(What the exercise asks): For this exercise, repeat all of the material verbatim apart from its images.

(Records provided):
**********

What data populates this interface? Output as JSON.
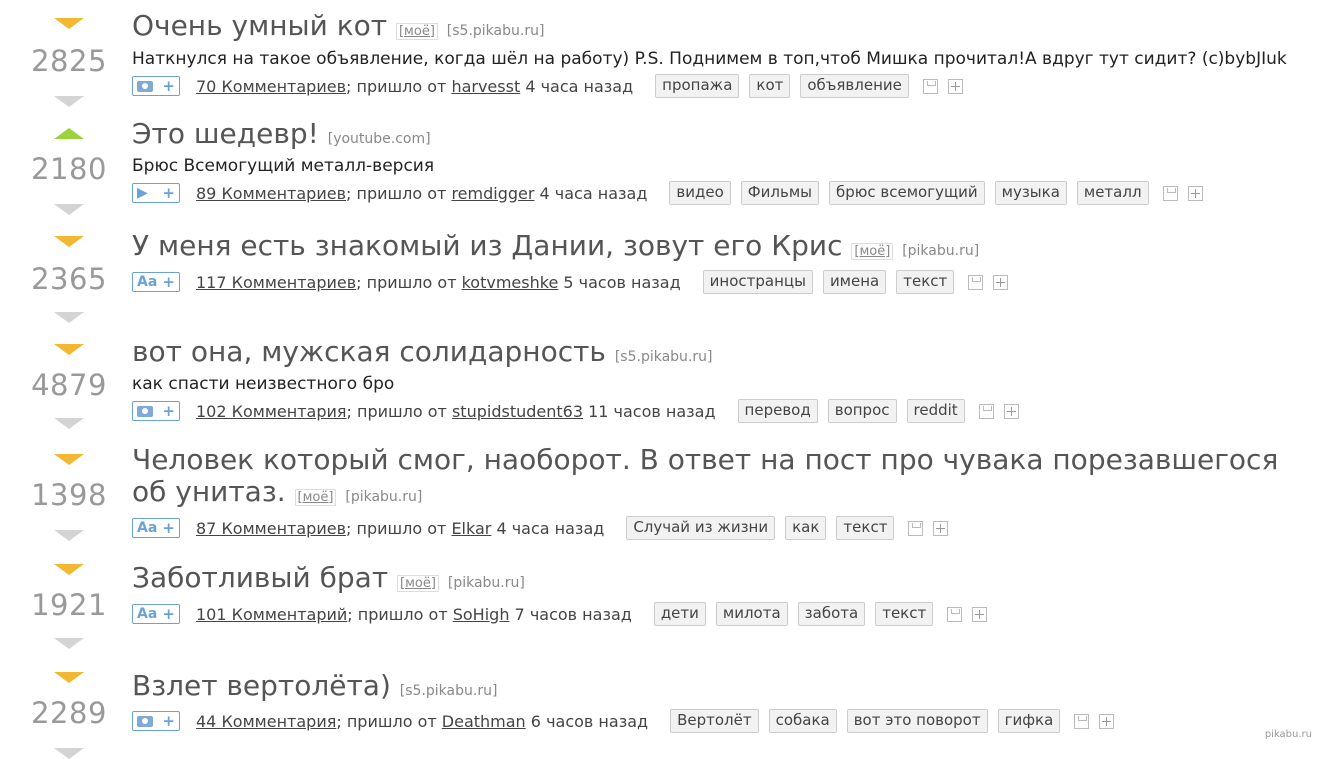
{
  "labels": {
    "moe": "[моё]",
    "from": "; пришло от"
  },
  "posts": [
    {
      "score": "2825",
      "vote_state": "none",
      "title": "Очень умный кот",
      "moe": true,
      "source": "[s5.pikabu.ru]",
      "description": "Наткнулся на такое объявление, когда шёл на работу) P.S. Поднимем в топ,чтоб Мишка прочитал!А вдруг тут сидит? (c)bybJIuk",
      "type_icon": "camera-icon",
      "comments": "70 Комментариев",
      "user": "harvesst",
      "time": "4 часа назад",
      "tags": [
        "пропажа",
        "кот",
        "объявление"
      ]
    },
    {
      "score": "2180",
      "vote_state": "up",
      "title": "Это шедевр!",
      "moe": false,
      "source": "[youtube.com]",
      "description": "Брюс Всемогущий металл-версия",
      "type_icon": "play-icon",
      "comments": "89 Комментариев",
      "user": "remdigger",
      "time": "4 часа назад",
      "tags": [
        "видео",
        "Фильмы",
        "брюс всемогущий",
        "музыка",
        "металл"
      ]
    },
    {
      "score": "2365",
      "vote_state": "none",
      "title": "У меня есть знакомый из Дании, зовут его Крис",
      "moe": true,
      "source": "[pikabu.ru]",
      "description": "",
      "type_icon": "text-icon",
      "comments": "117 Комментариев",
      "user": "kotvmeshke",
      "time": "5 часов назад",
      "tags": [
        "иностранцы",
        "имена",
        "текст"
      ]
    },
    {
      "score": "4879",
      "vote_state": "none",
      "title": "вот она, мужская солидарность",
      "moe": false,
      "source": "[s5.pikabu.ru]",
      "description": "как спасти неизвестного бро",
      "type_icon": "camera-icon",
      "comments": "102 Комментария",
      "user": "stupidstudent63",
      "time": "11 часов назад",
      "tags": [
        "перевод",
        "вопрос",
        "reddit"
      ]
    },
    {
      "score": "1398",
      "vote_state": "none",
      "title": "Человек который смог, наоборот. В ответ на пост про чувака порезавшегося об унитаз.",
      "moe": true,
      "source": "[pikabu.ru]",
      "description": "",
      "type_icon": "text-icon",
      "comments": "87 Комментариев",
      "user": "Elkar",
      "time": "4 часа назад",
      "tags": [
        "Случай из жизни",
        "как",
        "текст"
      ]
    },
    {
      "score": "1921",
      "vote_state": "none",
      "title": "Заботливый брат",
      "moe": true,
      "source": "[pikabu.ru]",
      "description": "",
      "type_icon": "text-icon",
      "comments": "101 Комментарий",
      "user": "SoHigh",
      "time": "7 часов назад",
      "tags": [
        "дети",
        "милота",
        "забота",
        "текст"
      ]
    },
    {
      "score": "2289",
      "vote_state": "none",
      "title": "Взлет вертолёта)",
      "moe": false,
      "source": "[s5.pikabu.ru]",
      "description": "",
      "type_icon": "camera-icon",
      "comments": "44 Комментария",
      "user": "Deathman",
      "time": "6 часов назад",
      "tags": [
        "Вертолёт",
        "собака",
        "вот это поворот",
        "гифка"
      ]
    }
  ],
  "type_labels": {
    "text-icon": "Aa",
    "plus": "+"
  },
  "watermark": "pikabu.ru",
  "colors": {
    "vote_orange": "#f4b731",
    "vote_green": "#9bd33c",
    "vote_grey": "#d4d4d4",
    "link_blue": "#6aa2d8"
  }
}
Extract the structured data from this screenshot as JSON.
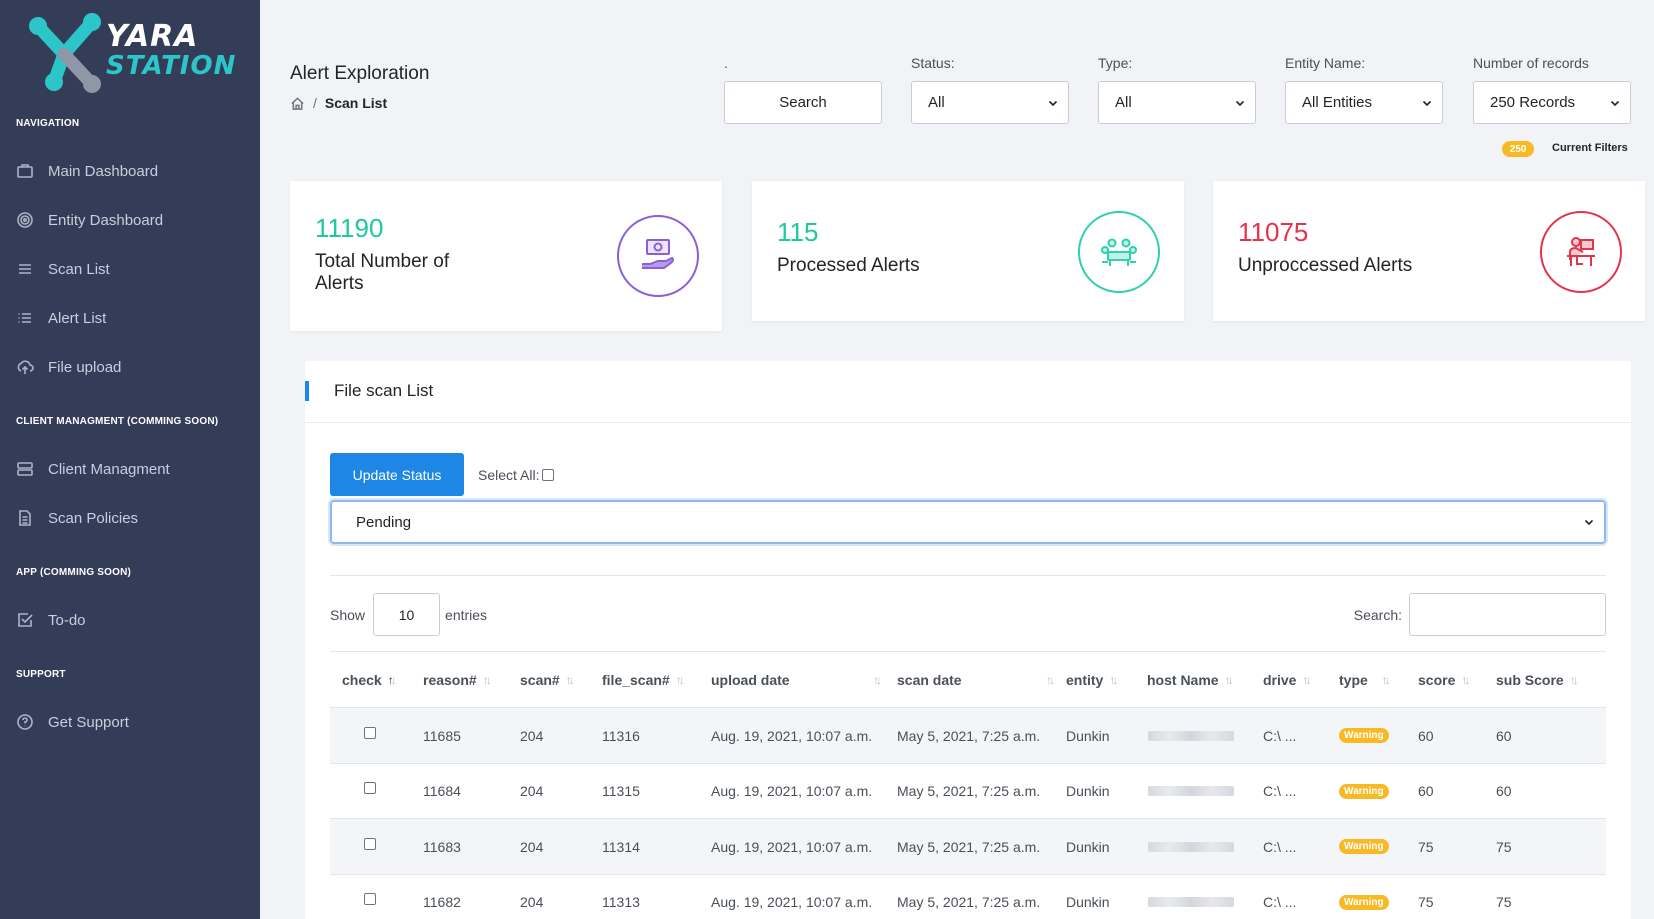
{
  "brand": {
    "name_top": "YARA",
    "name_bottom": "STATION",
    "teal": "#2cc6c9"
  },
  "sidebar": {
    "sections": [
      {
        "title": "NAVIGATION",
        "items": [
          {
            "label": "Main Dashboard",
            "icon": "monitor-icon"
          },
          {
            "label": "Entity Dashboard",
            "icon": "target-icon"
          },
          {
            "label": "Scan List",
            "icon": "list-icon"
          },
          {
            "label": "Alert List",
            "icon": "bullet-list-icon"
          },
          {
            "label": "File upload",
            "icon": "cloud-upload-icon"
          }
        ]
      },
      {
        "title": "CLIENT MANAGMENT (COMMING SOON)",
        "items": [
          {
            "label": "Client Managment",
            "icon": "server-icon"
          },
          {
            "label": "Scan Policies",
            "icon": "document-icon"
          }
        ]
      },
      {
        "title": "APP (COMMING SOON)",
        "items": [
          {
            "label": "To-do",
            "icon": "check-square-icon"
          }
        ]
      },
      {
        "title": "SUPPORT",
        "items": [
          {
            "label": "Get Support",
            "icon": "help-circle-icon"
          }
        ]
      }
    ]
  },
  "header": {
    "title": "Alert Exploration",
    "breadcrumb": {
      "separator": "/",
      "current": "Scan List"
    },
    "filters": {
      "search": {
        "label": ".",
        "button": "Search"
      },
      "status": {
        "label": "Status:",
        "value": "All"
      },
      "type": {
        "label": "Type:",
        "value": "All"
      },
      "entity": {
        "label": "Entity Name:",
        "value": "All Entities"
      },
      "records": {
        "label": "Number of records",
        "value": "250 Records"
      }
    },
    "record_count_badge": "250",
    "current_filters": "Current Filters"
  },
  "stats": {
    "total": {
      "number": "11190",
      "label": "Total Number of Alerts",
      "color": "#1fc8a0",
      "icon_color": "#8c5fd6"
    },
    "processed": {
      "number": "115",
      "label": "Processed Alerts",
      "color": "#1fc8a0",
      "icon_color": "#2fcfb0"
    },
    "unprocessed": {
      "number": "11075",
      "label": "Unproccessed Alerts",
      "color": "#e3344b",
      "icon_color": "#e3344b"
    }
  },
  "panel": {
    "title": "File scan List",
    "update_button": "Update Status",
    "select_all": "Select All:",
    "status_select": "Pending",
    "show": "Show",
    "entries_value": "10",
    "entries": "entries",
    "search_label": "Search:"
  },
  "table": {
    "columns": [
      "check",
      "reason#",
      "scan#",
      "file_scan#",
      "upload date",
      "scan date",
      "entity",
      "host Name",
      "drive",
      "type",
      "score",
      "sub Score"
    ],
    "rows": [
      {
        "reason": "11685",
        "scan": "204",
        "file_scan": "11316",
        "upload_date": "Aug. 19, 2021, 10:07 a.m.",
        "scan_date": "May 5, 2021, 7:25 a.m.",
        "entity": "Dunkin",
        "drive": "C:\\ ...",
        "type": "Warning",
        "score": "60",
        "sub_score": "60"
      },
      {
        "reason": "11684",
        "scan": "204",
        "file_scan": "11315",
        "upload_date": "Aug. 19, 2021, 10:07 a.m.",
        "scan_date": "May 5, 2021, 7:25 a.m.",
        "entity": "Dunkin",
        "drive": "C:\\ ...",
        "type": "Warning",
        "score": "60",
        "sub_score": "60"
      },
      {
        "reason": "11683",
        "scan": "204",
        "file_scan": "11314",
        "upload_date": "Aug. 19, 2021, 10:07 a.m.",
        "scan_date": "May 5, 2021, 7:25 a.m.",
        "entity": "Dunkin",
        "drive": "C:\\ ...",
        "type": "Warning",
        "score": "75",
        "sub_score": "75"
      },
      {
        "reason": "11682",
        "scan": "204",
        "file_scan": "11313",
        "upload_date": "Aug. 19, 2021, 10:07 a.m.",
        "scan_date": "May 5, 2021, 7:25 a.m.",
        "entity": "Dunkin",
        "drive": "C:\\ ...",
        "type": "Warning",
        "score": "75",
        "sub_score": "75"
      }
    ]
  }
}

**********

(Completed exercise):
What data populates this interface? Output as JSON.
{
  "labels": {
    "moe": "[моё]",
    "from": "; пришло от"
  },
  "posts": [
    {
      "score": "2825",
      "vote_state": "none",
      "title": "Очень умный кот",
      "moe": true,
      "source": "[s5.pikabu.ru]",
      "description": "Наткнулся на такое объявление, когда шёл на работу) P.S. Поднимем в топ,чтоб Мишка прочитал!А вдруг тут сидит? (c)bybJIuk",
      "type_icon": "camera-icon",
      "comments": "70 Комментариев",
      "user": "harvesst",
      "time": "4 часа назад",
      "tags": [
        "пропажа",
        "кот",
        "объявление"
      ]
    },
    {
      "score": "2180",
      "vote_state": "up",
      "title": "Это шедевр!",
      "moe": false,
      "source": "[youtube.com]",
      "description": "Брюс Всемогущий металл-версия",
      "type_icon": "play-icon",
      "comments": "89 Комментариев",
      "user": "remdigger",
      "time": "4 часа назад",
      "tags": [
        "видео",
        "Фильмы",
        "брюс всемогущий",
        "музыка",
        "металл"
      ]
    },
    {
      "score": "2365",
      "vote_state": "none",
      "title": "У меня есть знакомый из Дании, зовут его Крис",
      "moe": true,
      "source": "[pikabu.ru]",
      "description": "",
      "type_icon": "text-icon",
      "comments": "117 Комментариев",
      "user": "kotvmeshke",
      "time": "5 часов назад",
      "tags": [
        "иностранцы",
        "имена",
        "текст"
      ]
    },
    {
      "score": "4879",
      "vote_state": "none",
      "title": "вот она, мужская солидарность",
      "moe": false,
      "source": "[s5.pikabu.ru]",
      "description": "как спасти неизвестного бро",
      "type_icon": "camera-icon",
      "comments": "102 Комментария",
      "user": "stupidstudent63",
      "time": "11 часов назад",
      "tags": [
        "перевод",
        "вопрос",
        "reddit"
      ]
    },
    {
      "score": "1398",
      "vote_state": "none",
      "title": "Человек который смог, наоборот. В ответ на пост про чувака порезавшегося об унитаз.",
      "moe": true,
      "source": "[pikabu.ru]",
      "description": "",
      "type_icon": "text-icon",
      "comments": "87 Комментариев",
      "user": "Elkar",
      "time": "4 часа назад",
      "tags": [
        "Случай из жизни",
        "как",
        "текст"
      ]
    },
    {
      "score": "1921",
      "vote_state": "none",
      "title": "Заботливый брат",
      "moe": true,
      "source": "[pikabu.ru]",
      "description": "",
      "type_icon": "text-icon",
      "comments": "101 Комментарий",
      "user": "SoHigh",
      "time": "7 часов назад",
      "tags": [
        "дети",
        "милота",
        "забота",
        "текст"
      ]
    },
    {
      "score": "2289",
      "vote_state": "none",
      "title": "Взлет вертолёта)",
      "moe": false,
      "source": "[s5.pikabu.ru]",
      "description": "",
      "type_icon": "camera-icon",
      "comments": "44 Комментария",
      "user": "Deathman",
      "time": "6 часов назад",
      "tags": [
        "Вертолёт",
        "собака",
        "вот это поворот",
        "гифка"
      ]
    }
  ],
  "type_labels": {
    "text-icon": "Aa",
    "plus": "+"
  },
  "watermark": "pikabu.ru",
  "colors": {
    "vote_orange": "#f4b731",
    "vote_green": "#9bd33c",
    "vote_grey": "#d4d4d4",
    "link_blue": "#6aa2d8"
  }
}
Extract the structured data from this screenshot as JSON.
{
  "brand": {
    "name_top": "YARA",
    "name_bottom": "STATION",
    "teal": "#2cc6c9"
  },
  "sidebar": {
    "sections": [
      {
        "title": "NAVIGATION",
        "items": [
          {
            "label": "Main Dashboard",
            "icon": "monitor-icon"
          },
          {
            "label": "Entity Dashboard",
            "icon": "target-icon"
          },
          {
            "label": "Scan List",
            "icon": "list-icon"
          },
          {
            "label": "Alert List",
            "icon": "bullet-list-icon"
          },
          {
            "label": "File upload",
            "icon": "cloud-upload-icon"
          }
        ]
      },
      {
        "title": "CLIENT MANAGMENT (COMMING SOON)",
        "items": [
          {
            "label": "Client Managment",
            "icon": "server-icon"
          },
          {
            "label": "Scan Policies",
            "icon": "document-icon"
          }
        ]
      },
      {
        "title": "APP (COMMING SOON)",
        "items": [
          {
            "label": "To-do",
            "icon": "check-square-icon"
          }
        ]
      },
      {
        "title": "SUPPORT",
        "items": [
          {
            "label": "Get Support",
            "icon": "help-circle-icon"
          }
        ]
      }
    ]
  },
  "header": {
    "title": "Alert Exploration",
    "breadcrumb": {
      "separator": "/",
      "current": "Scan List"
    },
    "filters": {
      "search": {
        "label": ".",
        "button": "Search"
      },
      "status": {
        "label": "Status:",
        "value": "All"
      },
      "type": {
        "label": "Type:",
        "value": "All"
      },
      "entity": {
        "label": "Entity Name:",
        "value": "All Entities"
      },
      "records": {
        "label": "Number of records",
        "value": "250 Records"
      }
    },
    "record_count_badge": "250",
    "current_filters": "Current Filters"
  },
  "stats": {
    "total": {
      "number": "11190",
      "label": "Total Number of Alerts",
      "color": "#1fc8a0",
      "icon_color": "#8c5fd6"
    },
    "processed": {
      "number": "115",
      "label": "Processed Alerts",
      "color": "#1fc8a0",
      "icon_color": "#2fcfb0"
    },
    "unprocessed": {
      "number": "11075",
      "label": "Unproccessed Alerts",
      "color": "#e3344b",
      "icon_color": "#e3344b"
    }
  },
  "panel": {
    "title": "File scan List",
    "update_button": "Update Status",
    "select_all": "Select All:",
    "status_select": "Pending",
    "show": "Show",
    "entries_value": "10",
    "entries": "entries",
    "search_label": "Search:"
  },
  "table": {
    "columns": [
      "check",
      "reason#",
      "scan#",
      "file_scan#",
      "upload date",
      "scan date",
      "entity",
      "host Name",
      "drive",
      "type",
      "score",
      "sub Score"
    ],
    "rows": [
      {
        "reason": "11685",
        "scan": "204",
        "file_scan": "11316",
        "upload_date": "Aug. 19, 2021, 10:07 a.m.",
        "scan_date": "May 5, 2021, 7:25 a.m.",
        "entity": "Dunkin",
        "drive": "C:\\ ...",
        "type": "Warning",
        "score": "60",
        "sub_score": "60"
      },
      {
        "reason": "11684",
        "scan": "204",
        "file_scan": "11315",
        "upload_date": "Aug. 19, 2021, 10:07 a.m.",
        "scan_date": "May 5, 2021, 7:25 a.m.",
        "entity": "Dunkin",
        "drive": "C:\\ ...",
        "type": "Warning",
        "score": "60",
        "sub_score": "60"
      },
      {
        "reason": "11683",
        "scan": "204",
        "file_scan": "11314",
        "upload_date": "Aug. 19, 2021, 10:07 a.m.",
        "scan_date": "May 5, 2021, 7:25 a.m.",
        "entity": "Dunkin",
        "drive": "C:\\ ...",
        "type": "Warning",
        "score": "75",
        "sub_score": "75"
      },
      {
        "reason": "11682",
        "scan": "204",
        "file_scan": "11313",
        "upload_date": "Aug. 19, 2021, 10:07 a.m.",
        "scan_date": "May 5, 2021, 7:25 a.m.",
        "entity": "Dunkin",
        "drive": "C:\\ ...",
        "type": "Warning",
        "score": "75",
        "sub_score": "75"
      }
    ]
  }
}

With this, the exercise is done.